# PROVIDED ENTRIES
┌────────
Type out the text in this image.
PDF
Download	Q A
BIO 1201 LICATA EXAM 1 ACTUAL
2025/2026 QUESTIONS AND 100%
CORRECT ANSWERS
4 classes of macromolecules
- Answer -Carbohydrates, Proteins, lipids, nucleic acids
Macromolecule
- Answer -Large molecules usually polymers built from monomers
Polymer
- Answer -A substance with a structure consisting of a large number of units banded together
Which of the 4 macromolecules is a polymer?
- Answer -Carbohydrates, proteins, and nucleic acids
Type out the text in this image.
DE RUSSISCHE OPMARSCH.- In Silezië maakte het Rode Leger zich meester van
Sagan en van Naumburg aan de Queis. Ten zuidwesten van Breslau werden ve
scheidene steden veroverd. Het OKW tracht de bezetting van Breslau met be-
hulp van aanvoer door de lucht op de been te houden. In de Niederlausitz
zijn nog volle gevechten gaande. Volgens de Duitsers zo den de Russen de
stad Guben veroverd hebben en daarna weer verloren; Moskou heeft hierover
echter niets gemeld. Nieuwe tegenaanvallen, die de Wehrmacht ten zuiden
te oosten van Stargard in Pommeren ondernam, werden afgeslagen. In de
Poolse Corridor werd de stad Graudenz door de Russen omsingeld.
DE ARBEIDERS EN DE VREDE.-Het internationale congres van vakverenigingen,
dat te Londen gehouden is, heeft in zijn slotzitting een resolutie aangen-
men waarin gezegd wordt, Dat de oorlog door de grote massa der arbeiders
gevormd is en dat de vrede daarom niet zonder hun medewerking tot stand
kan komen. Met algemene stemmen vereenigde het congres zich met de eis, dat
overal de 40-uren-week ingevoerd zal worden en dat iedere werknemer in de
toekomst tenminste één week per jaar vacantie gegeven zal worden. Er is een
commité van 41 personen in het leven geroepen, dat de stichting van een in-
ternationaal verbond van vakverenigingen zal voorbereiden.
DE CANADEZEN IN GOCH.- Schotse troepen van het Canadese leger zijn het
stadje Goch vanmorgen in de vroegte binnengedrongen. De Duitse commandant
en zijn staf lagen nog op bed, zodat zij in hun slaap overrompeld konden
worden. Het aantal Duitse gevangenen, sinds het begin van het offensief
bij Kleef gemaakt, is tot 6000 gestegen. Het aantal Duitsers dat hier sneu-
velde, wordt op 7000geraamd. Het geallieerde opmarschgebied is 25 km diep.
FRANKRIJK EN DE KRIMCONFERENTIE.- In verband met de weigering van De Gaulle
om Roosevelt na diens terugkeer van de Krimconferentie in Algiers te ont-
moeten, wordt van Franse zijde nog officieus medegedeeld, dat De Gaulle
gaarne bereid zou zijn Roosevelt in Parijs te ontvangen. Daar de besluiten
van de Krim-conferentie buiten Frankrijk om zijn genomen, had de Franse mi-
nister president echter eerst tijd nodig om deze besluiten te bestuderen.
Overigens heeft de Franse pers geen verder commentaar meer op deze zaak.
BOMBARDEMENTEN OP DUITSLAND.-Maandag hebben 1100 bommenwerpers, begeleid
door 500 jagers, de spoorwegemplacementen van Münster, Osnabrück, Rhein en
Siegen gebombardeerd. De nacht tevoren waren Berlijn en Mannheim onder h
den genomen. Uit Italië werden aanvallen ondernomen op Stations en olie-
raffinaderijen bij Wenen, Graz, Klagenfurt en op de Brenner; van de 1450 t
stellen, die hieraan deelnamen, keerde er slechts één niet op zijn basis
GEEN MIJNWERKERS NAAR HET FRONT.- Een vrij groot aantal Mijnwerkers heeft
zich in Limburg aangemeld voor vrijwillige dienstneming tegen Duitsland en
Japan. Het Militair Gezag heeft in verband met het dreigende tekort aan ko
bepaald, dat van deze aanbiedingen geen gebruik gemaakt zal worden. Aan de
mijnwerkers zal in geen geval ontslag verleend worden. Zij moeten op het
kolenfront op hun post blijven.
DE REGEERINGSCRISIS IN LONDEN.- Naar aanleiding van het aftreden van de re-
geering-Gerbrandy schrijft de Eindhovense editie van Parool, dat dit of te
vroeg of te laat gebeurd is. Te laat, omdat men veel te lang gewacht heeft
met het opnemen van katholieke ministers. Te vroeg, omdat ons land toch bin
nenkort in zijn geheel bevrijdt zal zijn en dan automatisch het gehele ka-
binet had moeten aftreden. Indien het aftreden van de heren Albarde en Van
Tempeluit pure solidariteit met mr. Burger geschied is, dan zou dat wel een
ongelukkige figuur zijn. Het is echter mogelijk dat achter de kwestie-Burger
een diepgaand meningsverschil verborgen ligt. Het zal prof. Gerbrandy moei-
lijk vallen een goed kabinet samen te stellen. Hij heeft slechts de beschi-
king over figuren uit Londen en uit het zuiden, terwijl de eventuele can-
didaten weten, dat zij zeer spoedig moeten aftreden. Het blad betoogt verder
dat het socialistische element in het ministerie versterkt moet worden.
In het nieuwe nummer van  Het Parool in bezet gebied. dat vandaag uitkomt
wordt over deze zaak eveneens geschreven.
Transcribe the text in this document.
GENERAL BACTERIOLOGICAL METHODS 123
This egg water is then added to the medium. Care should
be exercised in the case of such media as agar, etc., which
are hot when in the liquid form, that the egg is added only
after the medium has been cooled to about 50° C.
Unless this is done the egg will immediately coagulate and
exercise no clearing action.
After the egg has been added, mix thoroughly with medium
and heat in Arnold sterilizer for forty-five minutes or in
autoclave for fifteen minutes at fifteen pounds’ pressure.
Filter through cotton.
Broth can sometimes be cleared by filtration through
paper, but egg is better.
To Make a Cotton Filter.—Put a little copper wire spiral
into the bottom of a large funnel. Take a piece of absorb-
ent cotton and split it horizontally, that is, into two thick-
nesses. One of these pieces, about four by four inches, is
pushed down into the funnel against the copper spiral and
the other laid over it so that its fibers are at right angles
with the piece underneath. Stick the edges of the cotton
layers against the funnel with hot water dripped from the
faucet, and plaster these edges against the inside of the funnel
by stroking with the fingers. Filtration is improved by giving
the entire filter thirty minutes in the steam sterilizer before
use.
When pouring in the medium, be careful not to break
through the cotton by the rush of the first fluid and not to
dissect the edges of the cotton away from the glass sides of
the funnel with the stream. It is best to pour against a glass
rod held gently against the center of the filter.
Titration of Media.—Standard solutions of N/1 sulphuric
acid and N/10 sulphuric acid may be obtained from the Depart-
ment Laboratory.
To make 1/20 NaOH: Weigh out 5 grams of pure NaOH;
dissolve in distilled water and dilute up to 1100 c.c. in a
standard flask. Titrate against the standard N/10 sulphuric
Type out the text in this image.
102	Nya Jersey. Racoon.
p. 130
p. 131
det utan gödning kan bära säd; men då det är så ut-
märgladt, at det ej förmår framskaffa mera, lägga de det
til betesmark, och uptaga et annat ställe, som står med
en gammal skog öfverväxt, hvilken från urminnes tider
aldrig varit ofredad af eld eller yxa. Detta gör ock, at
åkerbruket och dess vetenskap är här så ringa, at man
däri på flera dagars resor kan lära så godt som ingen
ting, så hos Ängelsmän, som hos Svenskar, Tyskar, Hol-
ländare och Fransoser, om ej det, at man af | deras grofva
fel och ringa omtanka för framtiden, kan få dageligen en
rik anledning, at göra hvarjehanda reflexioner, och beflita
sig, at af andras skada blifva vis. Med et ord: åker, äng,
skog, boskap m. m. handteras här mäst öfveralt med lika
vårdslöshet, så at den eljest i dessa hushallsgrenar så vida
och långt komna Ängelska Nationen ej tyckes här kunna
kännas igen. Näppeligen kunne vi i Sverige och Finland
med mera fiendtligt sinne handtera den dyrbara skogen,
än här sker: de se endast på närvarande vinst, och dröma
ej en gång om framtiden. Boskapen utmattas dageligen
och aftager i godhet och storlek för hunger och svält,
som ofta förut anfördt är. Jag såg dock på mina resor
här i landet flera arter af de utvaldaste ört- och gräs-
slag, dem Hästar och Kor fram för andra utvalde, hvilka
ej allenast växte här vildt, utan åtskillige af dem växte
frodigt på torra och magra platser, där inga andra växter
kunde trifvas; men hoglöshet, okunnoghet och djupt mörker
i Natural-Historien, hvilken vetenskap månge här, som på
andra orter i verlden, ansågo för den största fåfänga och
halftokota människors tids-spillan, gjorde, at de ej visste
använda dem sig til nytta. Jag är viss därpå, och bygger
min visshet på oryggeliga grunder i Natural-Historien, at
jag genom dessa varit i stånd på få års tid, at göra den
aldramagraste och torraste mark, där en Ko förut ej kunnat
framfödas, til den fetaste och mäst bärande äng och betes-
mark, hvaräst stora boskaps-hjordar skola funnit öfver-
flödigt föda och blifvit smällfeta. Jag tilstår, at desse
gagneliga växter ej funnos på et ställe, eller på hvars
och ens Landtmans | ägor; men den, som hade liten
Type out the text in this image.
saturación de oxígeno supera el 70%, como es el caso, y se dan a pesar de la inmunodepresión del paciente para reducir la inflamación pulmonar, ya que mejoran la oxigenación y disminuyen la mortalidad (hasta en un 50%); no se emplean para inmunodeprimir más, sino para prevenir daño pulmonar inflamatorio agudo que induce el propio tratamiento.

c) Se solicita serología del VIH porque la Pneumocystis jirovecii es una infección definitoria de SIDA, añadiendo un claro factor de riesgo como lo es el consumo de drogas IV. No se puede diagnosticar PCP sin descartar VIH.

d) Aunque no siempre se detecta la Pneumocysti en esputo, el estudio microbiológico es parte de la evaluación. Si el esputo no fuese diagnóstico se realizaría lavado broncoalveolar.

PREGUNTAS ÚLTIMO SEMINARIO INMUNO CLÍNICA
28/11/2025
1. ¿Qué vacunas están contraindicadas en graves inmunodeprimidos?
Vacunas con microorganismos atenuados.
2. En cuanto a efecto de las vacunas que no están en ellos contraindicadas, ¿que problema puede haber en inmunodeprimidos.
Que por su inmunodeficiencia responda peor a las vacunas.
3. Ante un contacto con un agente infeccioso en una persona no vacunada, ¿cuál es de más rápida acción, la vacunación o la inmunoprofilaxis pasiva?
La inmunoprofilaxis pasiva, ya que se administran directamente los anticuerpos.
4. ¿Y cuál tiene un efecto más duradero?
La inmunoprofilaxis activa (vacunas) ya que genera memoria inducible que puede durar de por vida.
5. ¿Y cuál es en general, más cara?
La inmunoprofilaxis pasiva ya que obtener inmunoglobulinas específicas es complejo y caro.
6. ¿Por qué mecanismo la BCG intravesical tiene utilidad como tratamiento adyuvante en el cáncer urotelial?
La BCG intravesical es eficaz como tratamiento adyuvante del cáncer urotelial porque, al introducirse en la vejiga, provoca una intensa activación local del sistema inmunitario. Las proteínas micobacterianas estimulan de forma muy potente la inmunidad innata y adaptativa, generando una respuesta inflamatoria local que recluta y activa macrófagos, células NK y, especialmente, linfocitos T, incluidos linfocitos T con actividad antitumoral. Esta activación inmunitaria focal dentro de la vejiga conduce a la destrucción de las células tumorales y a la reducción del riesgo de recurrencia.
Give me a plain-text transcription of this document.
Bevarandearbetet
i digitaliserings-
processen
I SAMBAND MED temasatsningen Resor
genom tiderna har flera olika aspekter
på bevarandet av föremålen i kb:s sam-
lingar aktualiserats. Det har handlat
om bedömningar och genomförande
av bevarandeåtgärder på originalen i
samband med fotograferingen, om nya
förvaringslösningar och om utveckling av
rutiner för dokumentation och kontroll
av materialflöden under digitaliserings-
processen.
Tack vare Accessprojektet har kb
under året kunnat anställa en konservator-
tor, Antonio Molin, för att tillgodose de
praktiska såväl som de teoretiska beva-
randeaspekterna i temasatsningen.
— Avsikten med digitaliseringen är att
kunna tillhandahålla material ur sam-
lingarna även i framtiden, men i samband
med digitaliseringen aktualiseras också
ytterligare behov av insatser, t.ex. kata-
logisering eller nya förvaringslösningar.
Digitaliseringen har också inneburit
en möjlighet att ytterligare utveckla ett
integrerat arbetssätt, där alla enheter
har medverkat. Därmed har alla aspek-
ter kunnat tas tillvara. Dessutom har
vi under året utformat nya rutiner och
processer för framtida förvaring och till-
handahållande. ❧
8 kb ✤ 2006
└────────
# TASK DIRECTIONS
Check each line of the data above for the word "vakverenigingen" and say how many lines have it. Give the number alone.

# FINAL ANSWER
2